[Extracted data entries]

-----

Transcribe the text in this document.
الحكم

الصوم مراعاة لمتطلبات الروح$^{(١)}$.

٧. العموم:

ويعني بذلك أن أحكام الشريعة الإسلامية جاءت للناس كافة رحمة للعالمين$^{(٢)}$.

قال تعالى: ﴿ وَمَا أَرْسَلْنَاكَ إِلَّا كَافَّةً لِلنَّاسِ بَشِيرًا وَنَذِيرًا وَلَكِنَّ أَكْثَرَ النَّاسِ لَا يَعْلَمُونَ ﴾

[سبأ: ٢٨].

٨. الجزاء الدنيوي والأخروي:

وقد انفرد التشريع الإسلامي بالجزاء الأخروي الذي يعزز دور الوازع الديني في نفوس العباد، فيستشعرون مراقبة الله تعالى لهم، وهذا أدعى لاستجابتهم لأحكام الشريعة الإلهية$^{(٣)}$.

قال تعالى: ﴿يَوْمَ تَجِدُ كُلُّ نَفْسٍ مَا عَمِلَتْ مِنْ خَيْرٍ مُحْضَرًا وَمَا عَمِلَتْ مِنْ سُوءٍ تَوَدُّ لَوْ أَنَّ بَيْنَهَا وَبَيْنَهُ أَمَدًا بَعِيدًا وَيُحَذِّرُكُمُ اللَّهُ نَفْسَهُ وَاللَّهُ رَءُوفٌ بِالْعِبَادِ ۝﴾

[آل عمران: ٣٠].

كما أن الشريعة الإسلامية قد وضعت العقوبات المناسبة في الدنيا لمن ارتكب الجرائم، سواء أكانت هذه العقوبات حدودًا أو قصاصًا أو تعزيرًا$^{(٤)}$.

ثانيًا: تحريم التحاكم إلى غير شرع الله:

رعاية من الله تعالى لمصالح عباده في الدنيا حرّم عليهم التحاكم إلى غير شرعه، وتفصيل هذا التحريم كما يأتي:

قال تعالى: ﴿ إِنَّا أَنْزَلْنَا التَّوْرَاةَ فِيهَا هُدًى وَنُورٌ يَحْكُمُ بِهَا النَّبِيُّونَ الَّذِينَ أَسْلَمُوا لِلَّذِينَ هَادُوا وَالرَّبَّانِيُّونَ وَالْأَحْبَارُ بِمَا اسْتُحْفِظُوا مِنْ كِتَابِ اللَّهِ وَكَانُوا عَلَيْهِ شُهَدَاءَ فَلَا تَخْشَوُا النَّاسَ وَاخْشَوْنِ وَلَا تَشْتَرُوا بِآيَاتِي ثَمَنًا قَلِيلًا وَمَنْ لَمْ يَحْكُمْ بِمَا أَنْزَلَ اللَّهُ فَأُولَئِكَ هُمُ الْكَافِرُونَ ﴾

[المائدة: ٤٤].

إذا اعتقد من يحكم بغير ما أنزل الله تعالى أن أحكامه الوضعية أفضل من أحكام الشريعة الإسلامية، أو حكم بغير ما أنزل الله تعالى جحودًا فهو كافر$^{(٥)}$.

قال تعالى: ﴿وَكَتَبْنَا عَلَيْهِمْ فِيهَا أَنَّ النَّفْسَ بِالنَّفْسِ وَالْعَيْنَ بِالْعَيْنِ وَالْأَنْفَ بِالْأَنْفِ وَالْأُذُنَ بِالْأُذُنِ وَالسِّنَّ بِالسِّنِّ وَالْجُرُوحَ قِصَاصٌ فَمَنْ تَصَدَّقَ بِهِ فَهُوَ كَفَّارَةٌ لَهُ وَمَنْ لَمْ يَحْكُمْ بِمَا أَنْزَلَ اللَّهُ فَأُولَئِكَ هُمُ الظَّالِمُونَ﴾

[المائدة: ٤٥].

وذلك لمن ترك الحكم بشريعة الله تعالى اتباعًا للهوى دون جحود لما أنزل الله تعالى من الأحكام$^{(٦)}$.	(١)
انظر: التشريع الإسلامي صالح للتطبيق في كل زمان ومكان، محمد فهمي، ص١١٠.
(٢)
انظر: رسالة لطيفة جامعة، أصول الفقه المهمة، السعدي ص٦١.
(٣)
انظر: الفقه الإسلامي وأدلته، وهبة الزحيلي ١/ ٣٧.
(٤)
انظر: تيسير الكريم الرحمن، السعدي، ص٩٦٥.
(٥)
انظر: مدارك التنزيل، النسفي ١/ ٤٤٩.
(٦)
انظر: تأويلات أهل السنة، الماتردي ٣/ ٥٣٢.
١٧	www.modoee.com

-----

# [Directive]
Collect each line holding the string "الفقه".

# [Response]
انظر: رسالة لطيفة جامعة، أصول الفقه المهمة، السعدي ص٦١.
انظر: الفقه الإسلامي وأدلته، وهبة الزحيلي ١/ ٣٧.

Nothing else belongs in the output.